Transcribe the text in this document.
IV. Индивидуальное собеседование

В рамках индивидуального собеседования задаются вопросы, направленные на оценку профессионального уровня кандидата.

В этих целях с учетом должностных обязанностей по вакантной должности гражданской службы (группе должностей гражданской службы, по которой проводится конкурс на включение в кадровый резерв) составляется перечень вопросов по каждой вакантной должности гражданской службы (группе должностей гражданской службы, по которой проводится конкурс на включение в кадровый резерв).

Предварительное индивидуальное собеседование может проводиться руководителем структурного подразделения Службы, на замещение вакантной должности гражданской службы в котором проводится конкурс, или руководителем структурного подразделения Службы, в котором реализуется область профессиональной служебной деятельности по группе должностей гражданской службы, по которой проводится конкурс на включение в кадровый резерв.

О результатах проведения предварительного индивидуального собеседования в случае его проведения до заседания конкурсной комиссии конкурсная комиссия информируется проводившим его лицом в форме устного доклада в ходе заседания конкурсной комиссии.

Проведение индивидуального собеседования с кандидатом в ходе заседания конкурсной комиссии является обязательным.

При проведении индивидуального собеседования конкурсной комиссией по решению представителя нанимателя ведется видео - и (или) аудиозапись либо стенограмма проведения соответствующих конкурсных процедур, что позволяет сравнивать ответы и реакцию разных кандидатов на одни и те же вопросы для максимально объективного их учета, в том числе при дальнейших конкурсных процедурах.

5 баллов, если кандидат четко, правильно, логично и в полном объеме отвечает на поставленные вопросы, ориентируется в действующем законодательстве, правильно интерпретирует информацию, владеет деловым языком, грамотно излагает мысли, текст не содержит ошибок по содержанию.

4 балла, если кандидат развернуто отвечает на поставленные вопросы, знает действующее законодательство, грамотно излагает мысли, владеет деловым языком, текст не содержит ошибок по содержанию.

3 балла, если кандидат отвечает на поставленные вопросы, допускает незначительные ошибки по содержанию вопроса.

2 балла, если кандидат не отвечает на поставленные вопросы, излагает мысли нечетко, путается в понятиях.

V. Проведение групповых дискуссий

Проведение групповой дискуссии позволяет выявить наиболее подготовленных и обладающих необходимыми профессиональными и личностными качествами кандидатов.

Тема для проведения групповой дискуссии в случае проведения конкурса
------
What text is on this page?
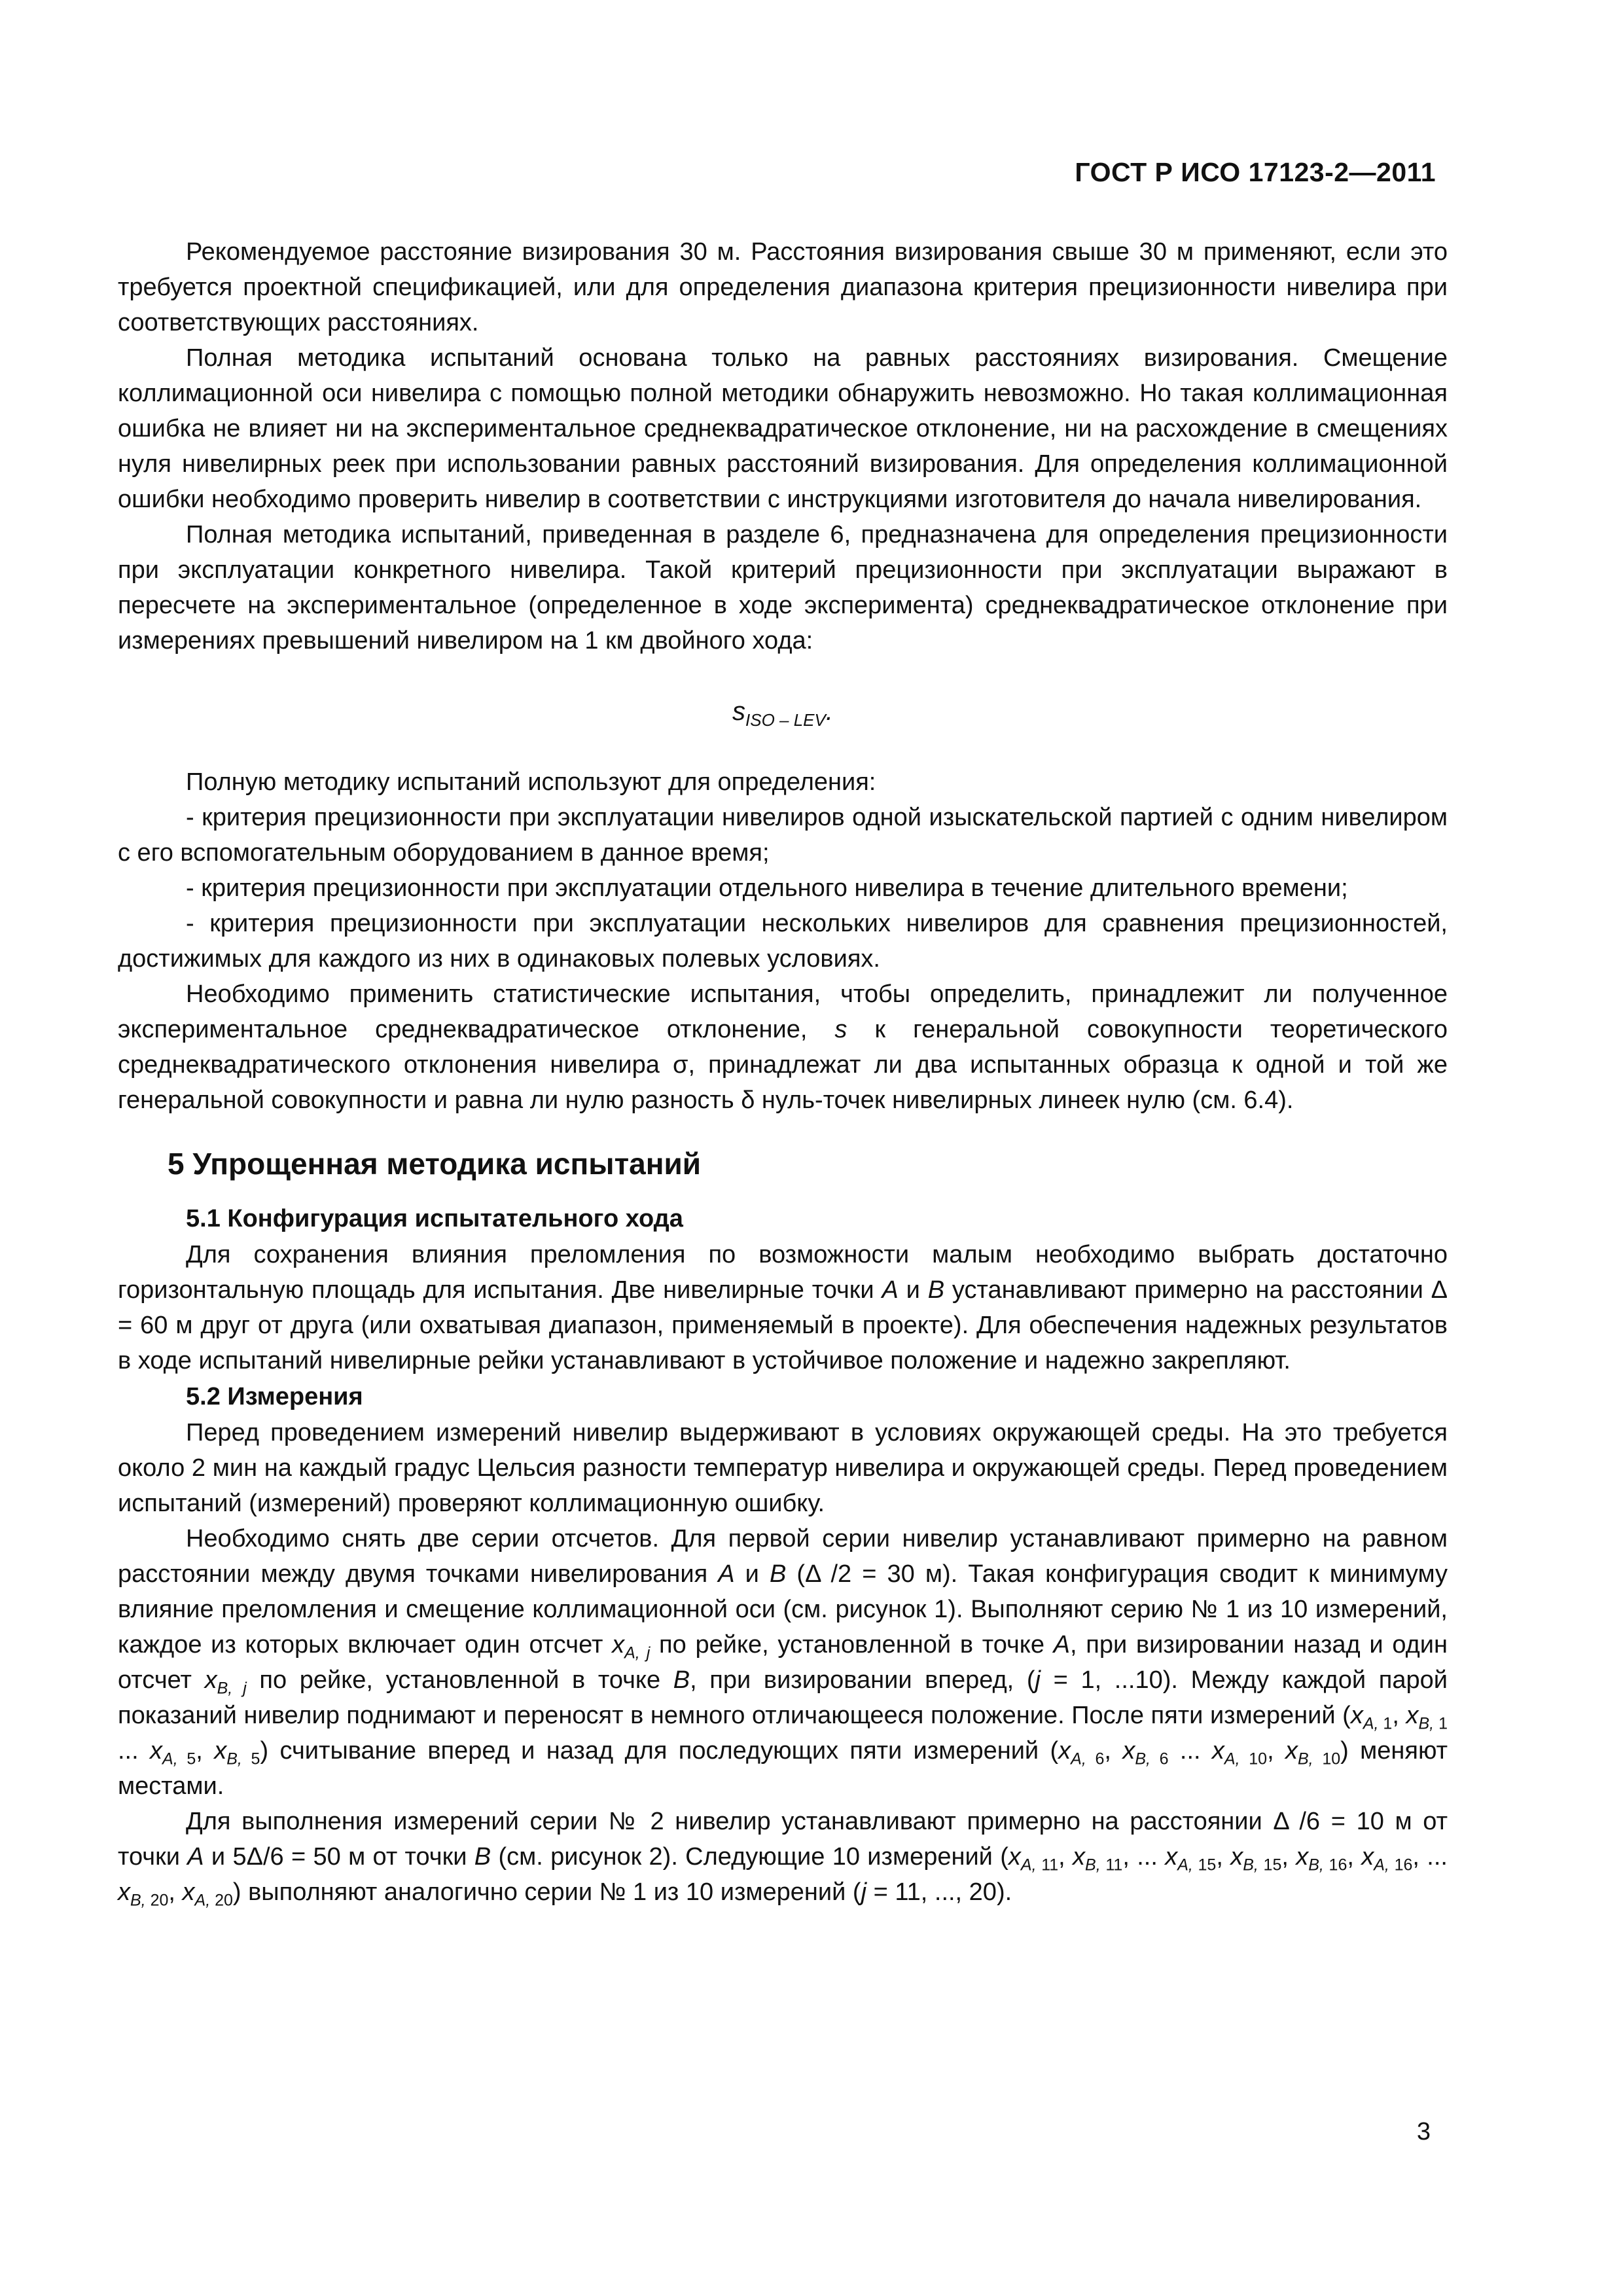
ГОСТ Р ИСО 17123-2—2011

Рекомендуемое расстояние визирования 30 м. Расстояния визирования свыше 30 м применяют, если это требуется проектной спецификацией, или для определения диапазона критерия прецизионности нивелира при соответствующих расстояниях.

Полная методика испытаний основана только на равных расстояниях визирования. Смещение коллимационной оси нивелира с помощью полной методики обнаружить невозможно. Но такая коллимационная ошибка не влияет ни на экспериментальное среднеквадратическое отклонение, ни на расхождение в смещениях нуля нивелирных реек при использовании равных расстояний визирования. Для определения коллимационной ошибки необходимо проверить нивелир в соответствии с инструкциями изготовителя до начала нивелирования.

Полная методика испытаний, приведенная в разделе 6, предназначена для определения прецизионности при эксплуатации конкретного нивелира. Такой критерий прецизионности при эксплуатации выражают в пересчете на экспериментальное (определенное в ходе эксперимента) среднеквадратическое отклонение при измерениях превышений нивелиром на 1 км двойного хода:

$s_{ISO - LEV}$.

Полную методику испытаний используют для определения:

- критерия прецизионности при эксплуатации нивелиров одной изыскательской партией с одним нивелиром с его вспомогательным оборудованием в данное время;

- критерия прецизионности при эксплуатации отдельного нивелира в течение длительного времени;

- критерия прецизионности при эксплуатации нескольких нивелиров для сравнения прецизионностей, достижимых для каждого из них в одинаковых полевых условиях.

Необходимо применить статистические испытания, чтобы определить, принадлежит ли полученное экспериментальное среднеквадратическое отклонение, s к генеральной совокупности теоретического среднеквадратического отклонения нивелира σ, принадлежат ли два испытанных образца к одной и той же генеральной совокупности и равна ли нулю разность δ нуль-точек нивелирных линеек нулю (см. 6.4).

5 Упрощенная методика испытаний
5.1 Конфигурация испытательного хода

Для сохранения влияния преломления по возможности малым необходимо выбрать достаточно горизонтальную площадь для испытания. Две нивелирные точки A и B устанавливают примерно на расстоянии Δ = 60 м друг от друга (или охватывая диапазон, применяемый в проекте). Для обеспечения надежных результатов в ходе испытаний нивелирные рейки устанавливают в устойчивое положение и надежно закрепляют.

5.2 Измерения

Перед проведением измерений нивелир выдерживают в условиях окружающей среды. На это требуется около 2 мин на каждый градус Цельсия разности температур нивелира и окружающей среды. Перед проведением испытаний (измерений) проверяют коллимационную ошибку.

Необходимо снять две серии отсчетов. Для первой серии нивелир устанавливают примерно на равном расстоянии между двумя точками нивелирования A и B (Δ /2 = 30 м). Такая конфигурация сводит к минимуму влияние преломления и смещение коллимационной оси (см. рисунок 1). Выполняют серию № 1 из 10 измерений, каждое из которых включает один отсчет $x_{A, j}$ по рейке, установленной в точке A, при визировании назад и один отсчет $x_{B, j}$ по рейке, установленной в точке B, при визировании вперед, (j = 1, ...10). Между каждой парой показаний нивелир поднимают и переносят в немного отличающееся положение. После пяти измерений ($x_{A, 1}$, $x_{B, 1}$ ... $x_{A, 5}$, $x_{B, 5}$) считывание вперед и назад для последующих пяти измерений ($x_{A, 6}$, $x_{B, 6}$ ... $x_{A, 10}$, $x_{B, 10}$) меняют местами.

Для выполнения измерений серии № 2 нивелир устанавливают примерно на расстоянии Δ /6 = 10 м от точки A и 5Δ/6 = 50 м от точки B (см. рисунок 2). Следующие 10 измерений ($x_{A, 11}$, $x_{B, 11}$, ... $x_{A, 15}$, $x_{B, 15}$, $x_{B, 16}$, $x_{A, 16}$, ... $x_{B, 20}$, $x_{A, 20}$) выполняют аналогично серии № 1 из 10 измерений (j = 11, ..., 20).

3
------
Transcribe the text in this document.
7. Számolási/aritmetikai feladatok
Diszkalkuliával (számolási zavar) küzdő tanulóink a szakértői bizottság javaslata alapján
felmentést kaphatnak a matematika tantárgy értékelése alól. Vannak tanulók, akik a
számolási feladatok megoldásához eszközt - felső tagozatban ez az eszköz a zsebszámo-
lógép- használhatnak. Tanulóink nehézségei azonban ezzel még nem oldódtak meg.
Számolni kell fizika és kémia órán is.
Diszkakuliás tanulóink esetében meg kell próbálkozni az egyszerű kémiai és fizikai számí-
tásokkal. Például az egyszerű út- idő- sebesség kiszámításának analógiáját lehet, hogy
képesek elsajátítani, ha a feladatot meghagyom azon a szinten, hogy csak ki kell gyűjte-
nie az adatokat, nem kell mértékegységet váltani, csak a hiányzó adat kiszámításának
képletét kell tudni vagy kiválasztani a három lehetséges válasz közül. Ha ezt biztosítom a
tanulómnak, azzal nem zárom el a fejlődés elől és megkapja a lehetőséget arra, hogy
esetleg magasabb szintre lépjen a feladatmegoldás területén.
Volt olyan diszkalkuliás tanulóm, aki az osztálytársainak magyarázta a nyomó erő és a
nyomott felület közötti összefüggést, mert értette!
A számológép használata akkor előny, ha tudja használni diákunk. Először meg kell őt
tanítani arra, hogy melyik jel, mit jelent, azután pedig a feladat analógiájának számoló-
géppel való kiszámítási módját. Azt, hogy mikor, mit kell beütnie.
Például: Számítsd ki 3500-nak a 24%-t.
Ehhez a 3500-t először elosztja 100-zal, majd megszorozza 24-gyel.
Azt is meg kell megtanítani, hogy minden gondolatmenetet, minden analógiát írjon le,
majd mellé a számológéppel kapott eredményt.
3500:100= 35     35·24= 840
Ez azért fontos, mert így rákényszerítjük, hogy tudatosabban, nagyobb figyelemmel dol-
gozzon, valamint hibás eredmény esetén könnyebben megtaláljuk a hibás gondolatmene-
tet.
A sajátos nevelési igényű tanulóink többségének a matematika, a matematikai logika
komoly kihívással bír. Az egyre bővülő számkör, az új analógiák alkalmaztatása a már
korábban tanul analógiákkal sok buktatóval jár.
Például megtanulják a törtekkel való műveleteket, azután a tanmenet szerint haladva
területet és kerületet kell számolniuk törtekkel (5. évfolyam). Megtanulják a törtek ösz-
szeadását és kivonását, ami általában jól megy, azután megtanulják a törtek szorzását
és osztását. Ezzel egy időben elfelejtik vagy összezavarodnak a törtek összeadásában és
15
------
Exercise directions | Every line above that contains the word "arra" should be reported.

Solution to this problem |
tanulómnak, azzal nem zárom el a fejlődés elől és megkapja a lehetőséget arra, hogy
tanítani arra, hogy melyik jel, mit jelent, azután pedig a feladat analógiájának számoló-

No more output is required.